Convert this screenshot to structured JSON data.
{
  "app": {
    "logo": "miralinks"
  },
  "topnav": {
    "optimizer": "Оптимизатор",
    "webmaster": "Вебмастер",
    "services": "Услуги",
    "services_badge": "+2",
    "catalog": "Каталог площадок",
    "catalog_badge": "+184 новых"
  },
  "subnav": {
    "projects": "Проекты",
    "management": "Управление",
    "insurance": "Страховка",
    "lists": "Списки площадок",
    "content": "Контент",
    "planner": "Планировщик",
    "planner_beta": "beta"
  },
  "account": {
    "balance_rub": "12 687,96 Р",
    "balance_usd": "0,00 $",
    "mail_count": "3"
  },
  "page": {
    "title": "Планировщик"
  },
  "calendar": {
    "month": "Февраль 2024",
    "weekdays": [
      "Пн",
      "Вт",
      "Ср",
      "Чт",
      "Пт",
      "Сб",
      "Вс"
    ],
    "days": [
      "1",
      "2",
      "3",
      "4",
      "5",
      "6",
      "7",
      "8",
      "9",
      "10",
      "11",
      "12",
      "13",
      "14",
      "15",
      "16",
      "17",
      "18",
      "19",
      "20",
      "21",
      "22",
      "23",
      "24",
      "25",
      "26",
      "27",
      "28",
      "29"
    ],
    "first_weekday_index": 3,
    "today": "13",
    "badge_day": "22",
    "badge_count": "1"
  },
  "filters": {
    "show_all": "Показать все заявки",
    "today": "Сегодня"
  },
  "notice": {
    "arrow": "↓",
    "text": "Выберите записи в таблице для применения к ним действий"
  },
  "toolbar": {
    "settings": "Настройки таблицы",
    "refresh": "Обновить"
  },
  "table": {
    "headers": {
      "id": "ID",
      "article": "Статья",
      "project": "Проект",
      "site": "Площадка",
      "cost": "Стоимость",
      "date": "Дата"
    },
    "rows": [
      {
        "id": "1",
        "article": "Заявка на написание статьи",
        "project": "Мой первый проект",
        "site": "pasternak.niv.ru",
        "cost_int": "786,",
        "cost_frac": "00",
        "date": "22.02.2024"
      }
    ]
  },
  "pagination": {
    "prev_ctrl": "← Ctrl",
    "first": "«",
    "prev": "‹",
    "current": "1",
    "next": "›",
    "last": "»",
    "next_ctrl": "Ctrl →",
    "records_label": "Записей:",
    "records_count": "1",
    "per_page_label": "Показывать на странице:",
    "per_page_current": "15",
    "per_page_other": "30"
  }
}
——
Go through the preceding material and copy each line that has the word "article".

      "article": "Статья",
        "article": "Заявка на написание статьи",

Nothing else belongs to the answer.